Rewrite every line of the material, replacing each occurrence of "testing-error" with "validation-error" and leaving everything else unchanged. Omit the pictures from the output.

* begin *

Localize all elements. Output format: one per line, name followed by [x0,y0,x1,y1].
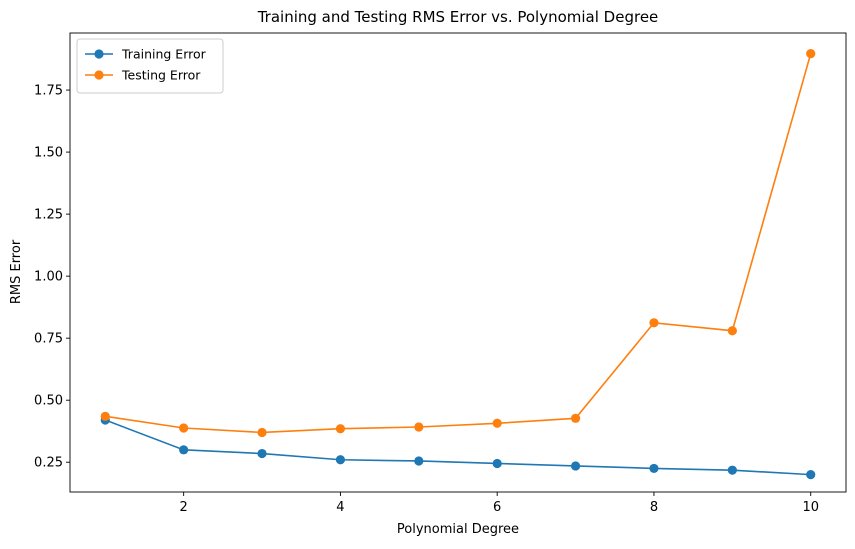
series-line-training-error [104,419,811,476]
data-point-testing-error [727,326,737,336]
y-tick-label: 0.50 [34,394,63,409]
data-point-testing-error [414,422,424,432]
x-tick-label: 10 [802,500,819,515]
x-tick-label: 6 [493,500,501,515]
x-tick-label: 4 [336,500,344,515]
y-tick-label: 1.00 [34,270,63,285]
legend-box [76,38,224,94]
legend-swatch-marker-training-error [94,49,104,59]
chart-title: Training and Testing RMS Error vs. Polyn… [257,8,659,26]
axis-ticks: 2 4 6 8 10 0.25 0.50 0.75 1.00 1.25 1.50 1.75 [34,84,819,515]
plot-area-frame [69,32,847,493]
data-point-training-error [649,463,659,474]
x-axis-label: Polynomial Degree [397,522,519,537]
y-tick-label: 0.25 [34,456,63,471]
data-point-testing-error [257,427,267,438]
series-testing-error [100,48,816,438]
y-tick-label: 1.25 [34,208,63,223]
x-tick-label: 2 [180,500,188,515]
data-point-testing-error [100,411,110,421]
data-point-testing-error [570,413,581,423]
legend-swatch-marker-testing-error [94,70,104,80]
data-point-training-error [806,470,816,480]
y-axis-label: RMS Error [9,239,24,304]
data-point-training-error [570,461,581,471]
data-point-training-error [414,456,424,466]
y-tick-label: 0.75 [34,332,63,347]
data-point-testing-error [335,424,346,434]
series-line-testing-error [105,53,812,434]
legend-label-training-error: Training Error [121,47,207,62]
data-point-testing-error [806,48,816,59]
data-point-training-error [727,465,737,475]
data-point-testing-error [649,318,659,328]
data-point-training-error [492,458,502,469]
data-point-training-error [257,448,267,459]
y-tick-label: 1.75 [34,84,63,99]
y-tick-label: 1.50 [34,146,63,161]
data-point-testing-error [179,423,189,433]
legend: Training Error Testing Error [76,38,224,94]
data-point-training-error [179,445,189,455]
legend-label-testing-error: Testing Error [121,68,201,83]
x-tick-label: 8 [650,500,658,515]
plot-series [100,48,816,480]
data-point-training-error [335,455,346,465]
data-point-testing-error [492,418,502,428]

* end *

_Exercise solution_
Localize all elements. Output format: one per line, name followed by [x0,y0,x1,y1].
series-line-training-error [104,419,811,476]
data-point-validation-error [727,326,737,336]
y-tick-label: 0.50 [34,394,63,409]
data-point-validation-error [414,422,424,432]
x-tick-label: 10 [802,500,819,515]
x-tick-label: 6 [493,500,501,515]
x-tick-label: 4 [336,500,344,515]
y-tick-label: 1.00 [34,270,63,285]
legend-box [76,38,224,94]
legend-swatch-marker-training-error [94,49,104,59]
chart-title: Training and Testing RMS Error vs. Polyn… [257,8,659,26]
axis-ticks: 2 4 6 8 10 0.25 0.50 0.75 1.00 1.25 1.50 1.75 [34,84,819,515]
plot-area-frame [69,32,847,493]
data-point-training-error [649,463,659,474]
x-axis-label: Polynomial Degree [397,522,519,537]
y-tick-label: 0.25 [34,456,63,471]
data-point-validation-error [257,427,267,438]
series-validation-error [100,48,816,438]
y-tick-label: 1.25 [34,208,63,223]
x-tick-label: 2 [180,500,188,515]
data-point-validation-error [100,411,110,421]
data-point-validation-error [570,413,581,423]
legend-swatch-marker-validation-error [94,70,104,80]
data-point-training-error [806,470,816,480]
y-axis-label: RMS Error [9,239,24,304]
data-point-training-error [570,461,581,471]
data-point-training-error [414,456,424,466]
y-tick-label: 0.75 [34,332,63,347]
data-point-validation-error [335,424,346,434]
series-line-validation-error [105,53,812,434]
legend-label-training-error: Training Error [121,47,207,62]
data-point-validation-error [806,48,816,59]
data-point-training-error [727,465,737,475]
data-point-validation-error [649,318,659,328]
data-point-training-error [492,458,502,469]
data-point-training-error [257,448,267,459]
y-tick-label: 1.75 [34,84,63,99]
y-tick-label: 1.50 [34,146,63,161]
data-point-validation-error [179,423,189,433]
legend: Training Error Testing Error [76,38,224,94]
data-point-training-error [179,445,189,455]
legend-label-validation-error: Testing Error [121,68,201,83]
x-tick-label: 8 [650,500,658,515]
plot-series [100,48,816,480]
data-point-training-error [335,455,346,465]
data-point-validation-error [492,418,502,428]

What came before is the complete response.